==== INPUT FOR THIS TASK ====

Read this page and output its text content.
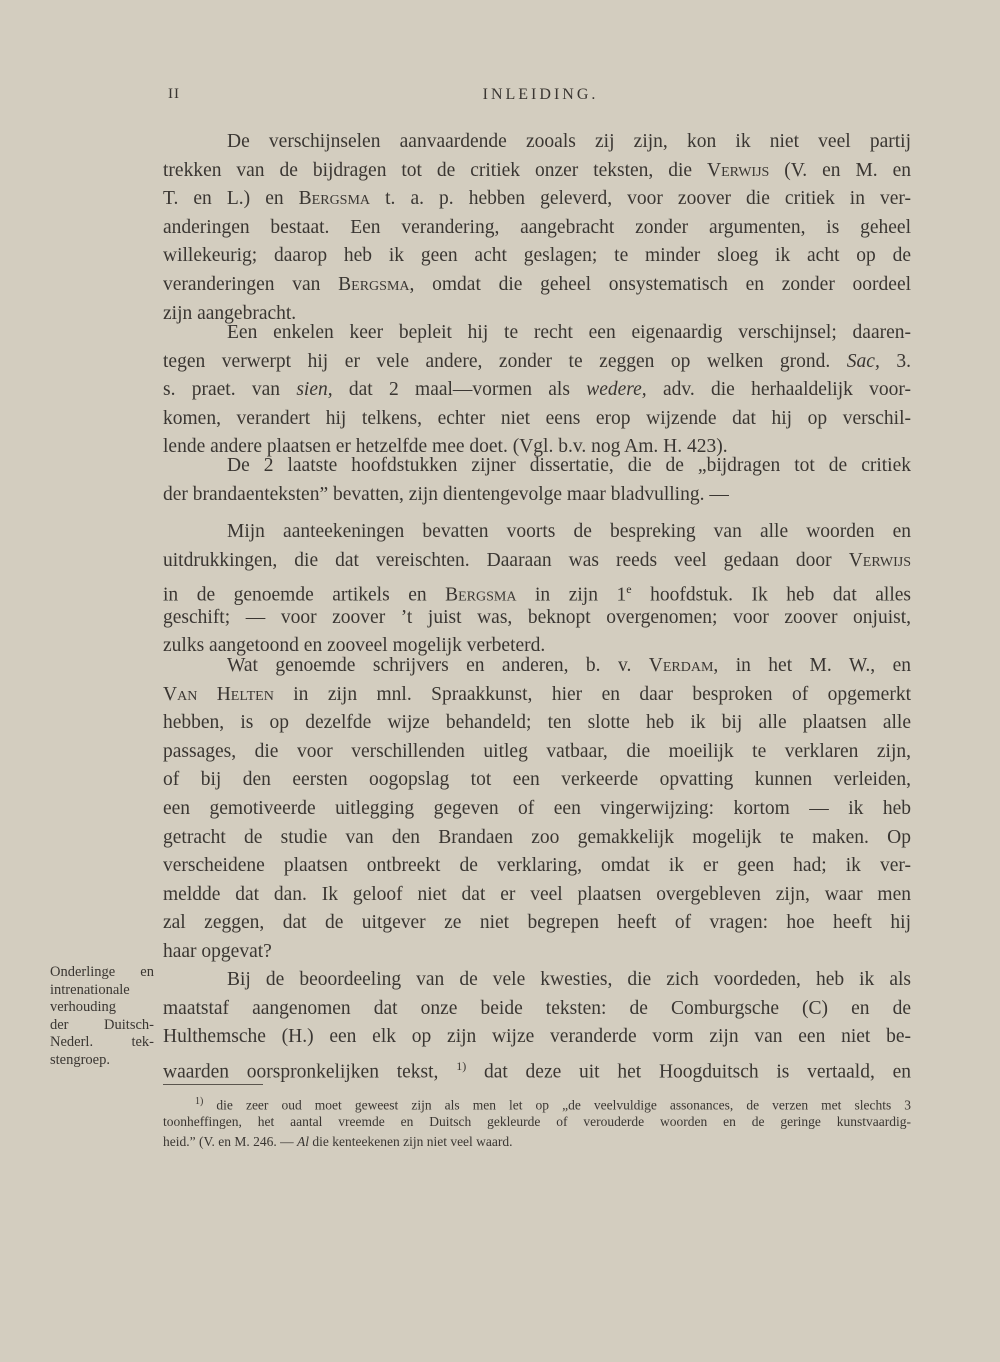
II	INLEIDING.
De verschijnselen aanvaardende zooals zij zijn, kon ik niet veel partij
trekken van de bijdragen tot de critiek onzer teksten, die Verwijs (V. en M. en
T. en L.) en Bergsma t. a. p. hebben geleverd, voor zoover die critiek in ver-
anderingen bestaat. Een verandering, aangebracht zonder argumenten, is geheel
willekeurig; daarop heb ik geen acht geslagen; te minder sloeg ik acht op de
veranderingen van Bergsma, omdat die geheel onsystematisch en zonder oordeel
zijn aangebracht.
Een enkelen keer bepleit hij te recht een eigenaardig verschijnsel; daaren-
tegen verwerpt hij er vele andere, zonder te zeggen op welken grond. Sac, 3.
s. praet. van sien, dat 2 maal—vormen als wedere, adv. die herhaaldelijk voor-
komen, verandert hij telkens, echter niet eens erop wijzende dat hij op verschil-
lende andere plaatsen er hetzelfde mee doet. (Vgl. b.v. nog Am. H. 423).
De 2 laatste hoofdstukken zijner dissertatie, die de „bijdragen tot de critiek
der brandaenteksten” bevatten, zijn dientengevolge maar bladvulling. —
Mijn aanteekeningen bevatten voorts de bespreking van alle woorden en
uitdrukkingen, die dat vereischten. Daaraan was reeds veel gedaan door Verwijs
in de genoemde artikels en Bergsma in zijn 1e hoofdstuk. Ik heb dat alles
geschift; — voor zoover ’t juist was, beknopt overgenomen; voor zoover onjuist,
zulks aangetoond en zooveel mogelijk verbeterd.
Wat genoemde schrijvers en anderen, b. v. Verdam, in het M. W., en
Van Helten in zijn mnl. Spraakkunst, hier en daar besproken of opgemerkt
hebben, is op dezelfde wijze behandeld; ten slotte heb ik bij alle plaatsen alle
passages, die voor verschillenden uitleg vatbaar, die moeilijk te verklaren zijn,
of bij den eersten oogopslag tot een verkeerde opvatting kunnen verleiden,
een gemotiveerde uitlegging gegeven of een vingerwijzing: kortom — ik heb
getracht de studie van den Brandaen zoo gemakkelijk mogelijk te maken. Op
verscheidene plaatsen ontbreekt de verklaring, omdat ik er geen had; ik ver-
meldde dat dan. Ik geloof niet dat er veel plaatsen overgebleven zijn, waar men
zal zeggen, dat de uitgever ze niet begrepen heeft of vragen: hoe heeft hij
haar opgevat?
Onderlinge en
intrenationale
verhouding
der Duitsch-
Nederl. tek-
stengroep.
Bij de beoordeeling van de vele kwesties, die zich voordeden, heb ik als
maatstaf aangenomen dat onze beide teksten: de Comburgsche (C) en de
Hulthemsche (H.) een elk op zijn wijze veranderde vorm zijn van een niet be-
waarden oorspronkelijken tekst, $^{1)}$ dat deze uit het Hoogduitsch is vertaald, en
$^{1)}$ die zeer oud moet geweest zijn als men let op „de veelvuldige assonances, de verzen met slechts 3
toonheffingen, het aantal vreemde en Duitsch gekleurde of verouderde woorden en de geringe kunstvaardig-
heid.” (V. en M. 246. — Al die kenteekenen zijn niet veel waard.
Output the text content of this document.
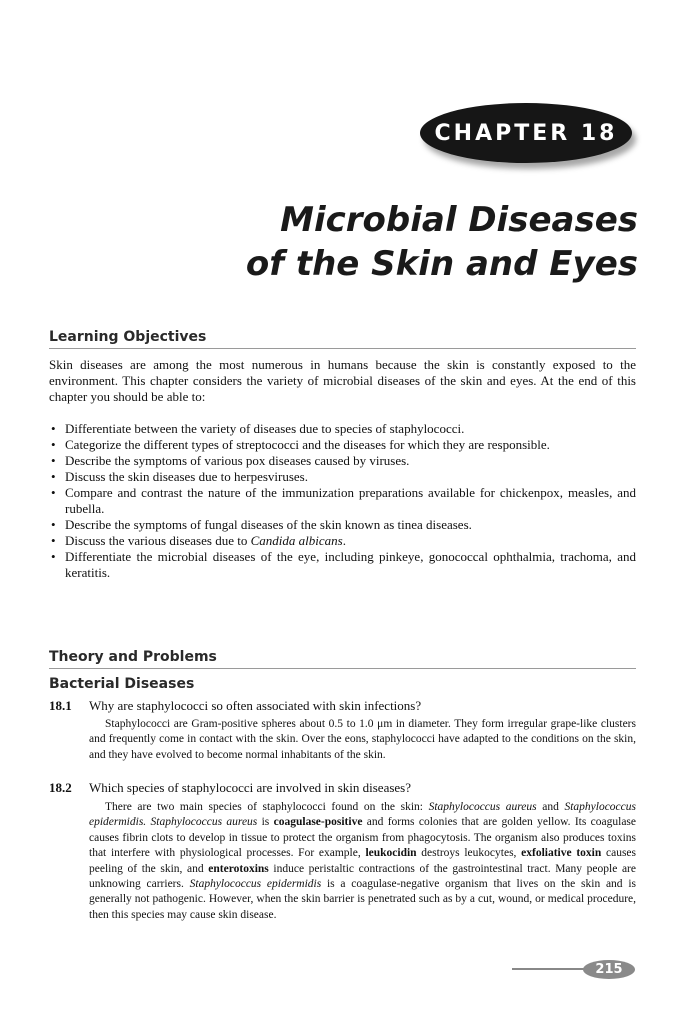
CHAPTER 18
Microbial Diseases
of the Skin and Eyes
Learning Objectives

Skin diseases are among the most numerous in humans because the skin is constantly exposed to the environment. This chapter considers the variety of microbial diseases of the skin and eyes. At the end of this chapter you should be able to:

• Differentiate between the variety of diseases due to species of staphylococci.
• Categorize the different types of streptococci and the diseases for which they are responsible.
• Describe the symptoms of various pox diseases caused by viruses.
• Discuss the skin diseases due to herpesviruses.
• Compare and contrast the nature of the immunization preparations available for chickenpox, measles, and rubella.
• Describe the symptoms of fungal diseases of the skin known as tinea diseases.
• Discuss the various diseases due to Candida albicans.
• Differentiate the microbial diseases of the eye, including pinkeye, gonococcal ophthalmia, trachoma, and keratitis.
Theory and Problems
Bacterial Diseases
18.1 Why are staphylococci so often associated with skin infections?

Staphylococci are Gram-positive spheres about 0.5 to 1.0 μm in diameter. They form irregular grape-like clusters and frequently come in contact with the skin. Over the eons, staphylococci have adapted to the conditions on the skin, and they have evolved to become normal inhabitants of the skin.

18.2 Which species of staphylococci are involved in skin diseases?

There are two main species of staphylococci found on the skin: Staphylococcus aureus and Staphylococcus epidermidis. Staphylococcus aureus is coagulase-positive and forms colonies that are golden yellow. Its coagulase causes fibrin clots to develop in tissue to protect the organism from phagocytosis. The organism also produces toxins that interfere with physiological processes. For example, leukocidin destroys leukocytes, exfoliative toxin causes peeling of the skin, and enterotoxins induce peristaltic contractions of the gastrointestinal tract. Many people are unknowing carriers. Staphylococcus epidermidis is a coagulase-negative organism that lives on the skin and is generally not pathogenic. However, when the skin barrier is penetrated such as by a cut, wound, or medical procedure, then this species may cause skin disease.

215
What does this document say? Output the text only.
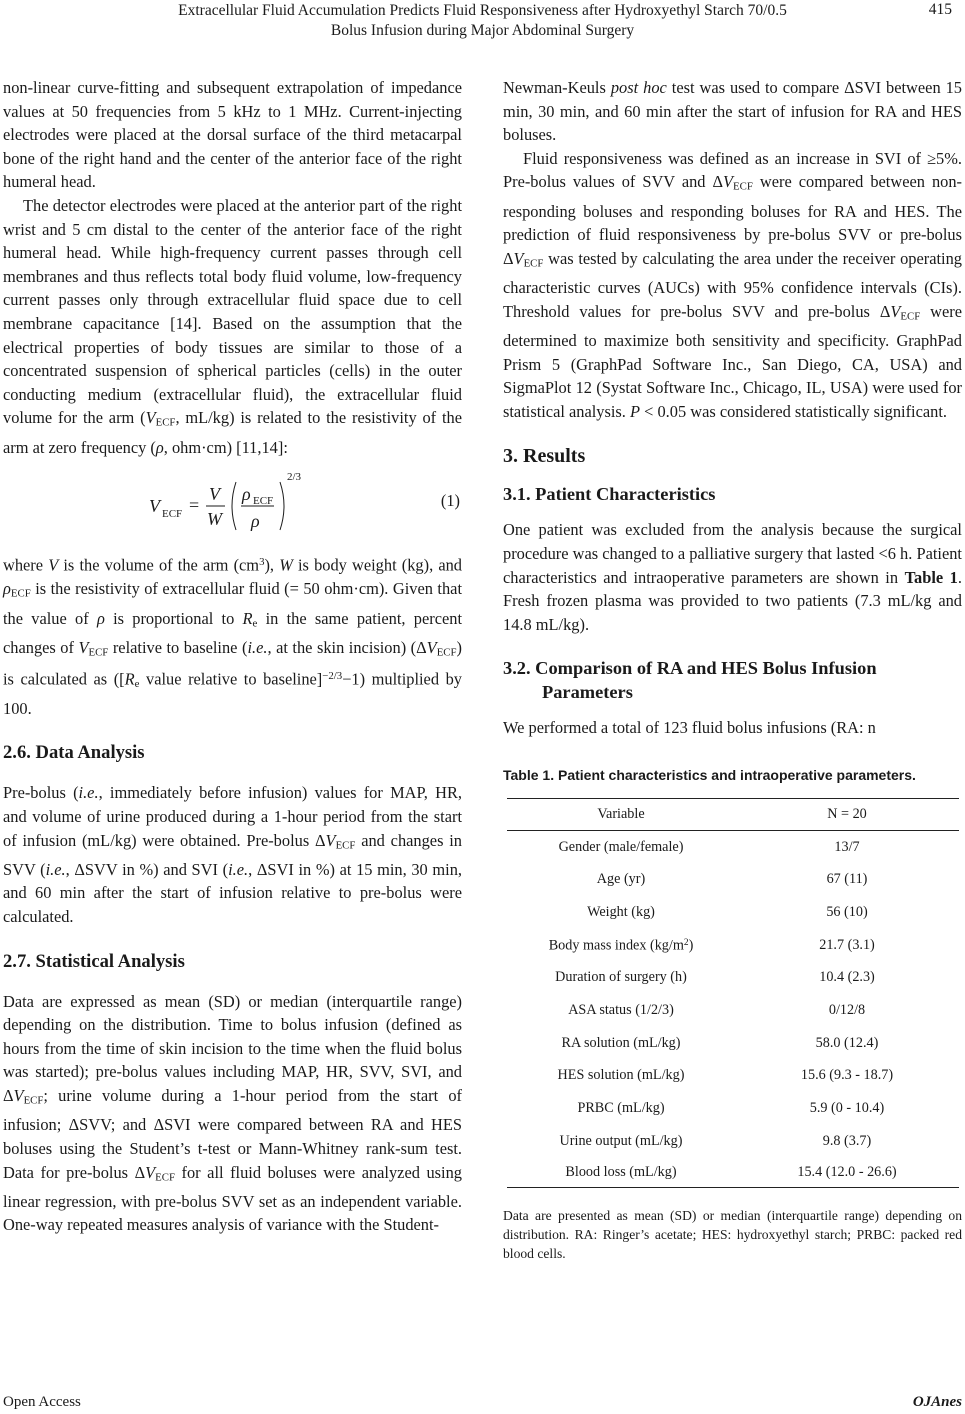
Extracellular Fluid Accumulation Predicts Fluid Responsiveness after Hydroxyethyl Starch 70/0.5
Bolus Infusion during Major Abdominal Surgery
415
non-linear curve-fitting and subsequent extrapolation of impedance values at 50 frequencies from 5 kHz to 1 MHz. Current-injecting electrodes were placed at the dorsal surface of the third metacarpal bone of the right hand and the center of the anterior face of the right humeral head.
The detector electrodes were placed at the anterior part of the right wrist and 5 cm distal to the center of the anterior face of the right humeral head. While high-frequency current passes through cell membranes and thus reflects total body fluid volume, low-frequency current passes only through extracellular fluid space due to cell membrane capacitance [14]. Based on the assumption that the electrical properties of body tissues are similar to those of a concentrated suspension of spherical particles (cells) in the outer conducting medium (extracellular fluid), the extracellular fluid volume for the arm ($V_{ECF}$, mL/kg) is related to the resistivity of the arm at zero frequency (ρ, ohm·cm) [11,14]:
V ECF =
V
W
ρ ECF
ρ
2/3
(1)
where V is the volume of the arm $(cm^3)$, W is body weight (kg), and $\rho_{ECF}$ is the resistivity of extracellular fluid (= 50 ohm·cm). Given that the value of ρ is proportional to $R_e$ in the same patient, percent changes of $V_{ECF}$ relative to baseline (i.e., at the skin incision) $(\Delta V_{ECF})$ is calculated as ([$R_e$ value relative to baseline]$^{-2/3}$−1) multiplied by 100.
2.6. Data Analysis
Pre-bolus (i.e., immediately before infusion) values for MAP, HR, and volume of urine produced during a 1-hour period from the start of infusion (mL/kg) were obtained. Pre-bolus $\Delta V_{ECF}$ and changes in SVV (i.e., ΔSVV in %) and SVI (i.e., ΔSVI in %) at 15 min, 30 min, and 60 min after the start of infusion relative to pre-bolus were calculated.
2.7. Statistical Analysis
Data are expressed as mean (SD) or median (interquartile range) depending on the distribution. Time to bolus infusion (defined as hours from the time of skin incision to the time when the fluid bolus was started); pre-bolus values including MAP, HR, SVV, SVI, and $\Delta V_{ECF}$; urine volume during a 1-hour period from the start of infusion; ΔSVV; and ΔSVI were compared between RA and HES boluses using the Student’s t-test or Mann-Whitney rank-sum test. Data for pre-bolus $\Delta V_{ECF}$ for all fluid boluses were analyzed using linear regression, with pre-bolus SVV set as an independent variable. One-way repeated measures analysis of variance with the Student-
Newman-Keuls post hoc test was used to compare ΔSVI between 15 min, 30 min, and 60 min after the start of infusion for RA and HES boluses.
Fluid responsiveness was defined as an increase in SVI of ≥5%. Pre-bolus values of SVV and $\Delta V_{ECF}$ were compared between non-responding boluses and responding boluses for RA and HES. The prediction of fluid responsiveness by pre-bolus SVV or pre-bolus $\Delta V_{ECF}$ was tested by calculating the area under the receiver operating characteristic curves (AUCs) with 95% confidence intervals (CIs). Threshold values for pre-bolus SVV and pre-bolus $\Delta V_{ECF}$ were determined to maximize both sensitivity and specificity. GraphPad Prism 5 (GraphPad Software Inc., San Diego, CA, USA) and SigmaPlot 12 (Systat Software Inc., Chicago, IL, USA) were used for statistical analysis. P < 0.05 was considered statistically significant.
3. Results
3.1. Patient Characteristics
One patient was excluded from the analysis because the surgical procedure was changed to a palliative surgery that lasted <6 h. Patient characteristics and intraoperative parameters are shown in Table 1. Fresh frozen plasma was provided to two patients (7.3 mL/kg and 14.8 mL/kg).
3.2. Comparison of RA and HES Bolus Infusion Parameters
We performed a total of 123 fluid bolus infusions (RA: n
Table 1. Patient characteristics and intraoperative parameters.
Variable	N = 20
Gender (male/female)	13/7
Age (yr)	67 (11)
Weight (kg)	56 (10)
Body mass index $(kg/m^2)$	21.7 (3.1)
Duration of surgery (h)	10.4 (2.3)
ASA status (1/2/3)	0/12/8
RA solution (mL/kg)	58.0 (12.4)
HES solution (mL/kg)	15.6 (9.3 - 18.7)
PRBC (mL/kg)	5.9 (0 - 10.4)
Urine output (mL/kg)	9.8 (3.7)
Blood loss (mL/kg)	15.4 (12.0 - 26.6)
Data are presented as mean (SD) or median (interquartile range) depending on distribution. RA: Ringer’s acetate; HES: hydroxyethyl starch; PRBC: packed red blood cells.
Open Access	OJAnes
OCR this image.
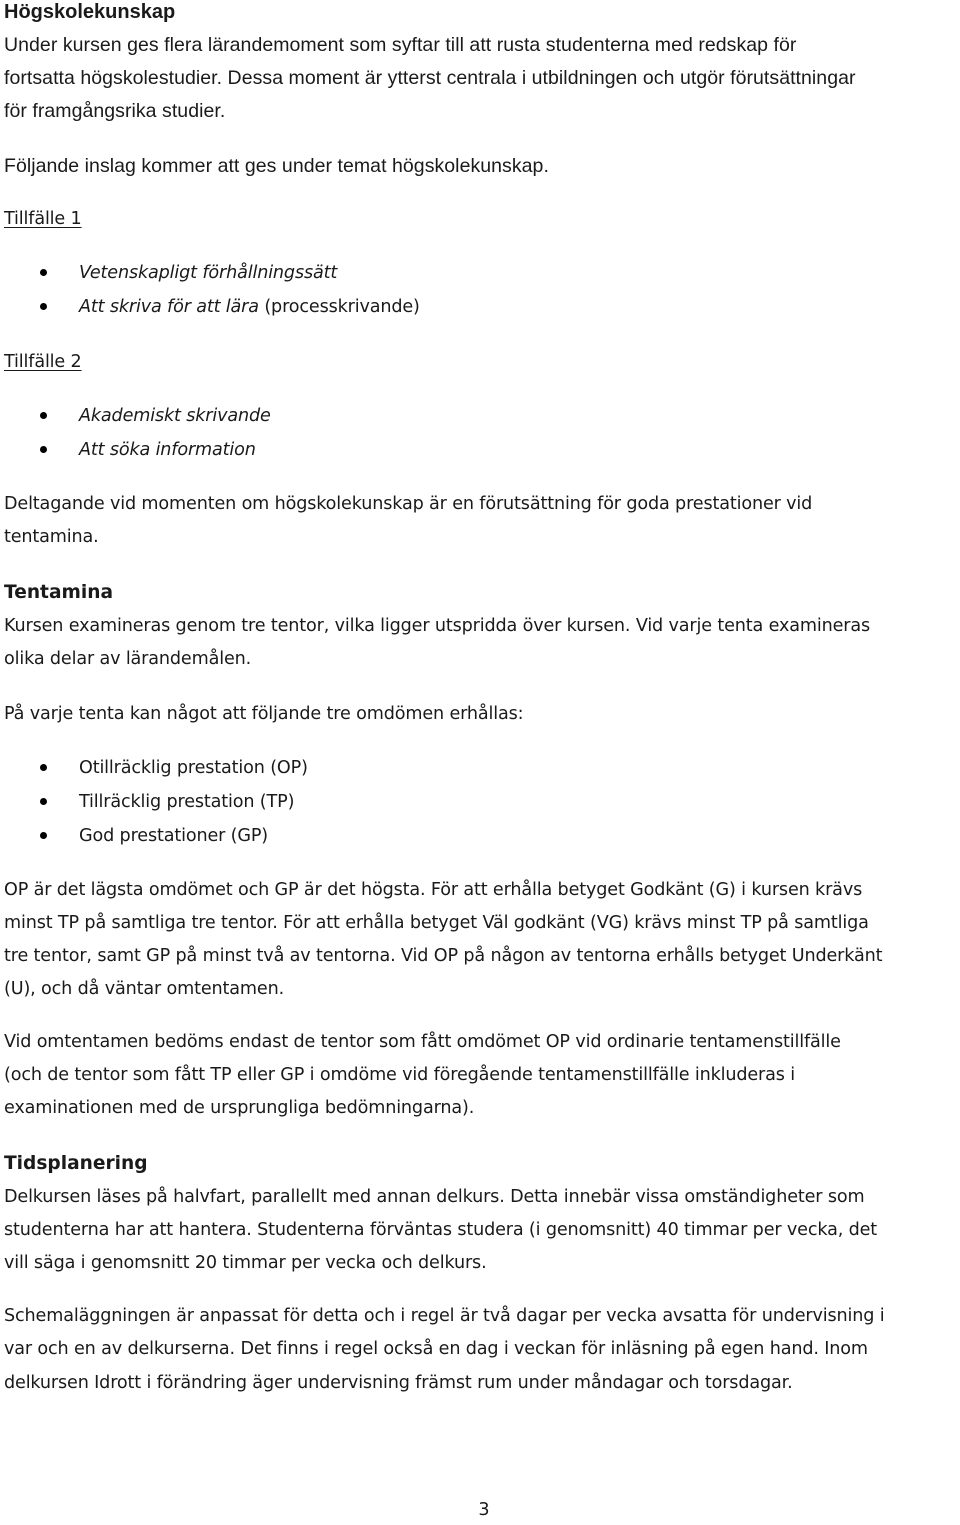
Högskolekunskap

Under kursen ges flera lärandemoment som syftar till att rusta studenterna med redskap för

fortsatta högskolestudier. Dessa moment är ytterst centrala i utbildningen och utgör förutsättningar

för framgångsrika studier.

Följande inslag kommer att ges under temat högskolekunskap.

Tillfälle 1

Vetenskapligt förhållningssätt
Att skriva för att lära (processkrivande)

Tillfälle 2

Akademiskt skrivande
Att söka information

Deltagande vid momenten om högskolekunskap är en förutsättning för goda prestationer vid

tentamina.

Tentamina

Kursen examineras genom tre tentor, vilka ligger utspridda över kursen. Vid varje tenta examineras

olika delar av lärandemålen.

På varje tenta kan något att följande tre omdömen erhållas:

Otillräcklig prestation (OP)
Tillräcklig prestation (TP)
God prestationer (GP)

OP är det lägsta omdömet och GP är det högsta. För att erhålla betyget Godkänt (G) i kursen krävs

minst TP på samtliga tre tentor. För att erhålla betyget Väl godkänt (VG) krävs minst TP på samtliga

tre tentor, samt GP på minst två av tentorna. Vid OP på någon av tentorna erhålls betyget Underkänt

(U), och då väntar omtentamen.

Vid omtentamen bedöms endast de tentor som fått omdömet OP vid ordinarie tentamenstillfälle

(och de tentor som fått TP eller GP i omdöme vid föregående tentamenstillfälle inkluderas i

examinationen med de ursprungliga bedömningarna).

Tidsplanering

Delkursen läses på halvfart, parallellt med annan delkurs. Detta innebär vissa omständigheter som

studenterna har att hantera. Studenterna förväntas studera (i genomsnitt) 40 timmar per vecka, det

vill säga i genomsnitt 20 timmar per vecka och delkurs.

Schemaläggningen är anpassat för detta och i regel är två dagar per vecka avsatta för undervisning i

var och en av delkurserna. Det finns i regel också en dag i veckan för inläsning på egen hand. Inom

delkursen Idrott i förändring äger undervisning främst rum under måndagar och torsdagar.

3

====

#### [EXERCISE AIM]
A count alone is required. How many lines in the entries contain the string "omdömet"?

#### [WRITTEN SOLUTION]
2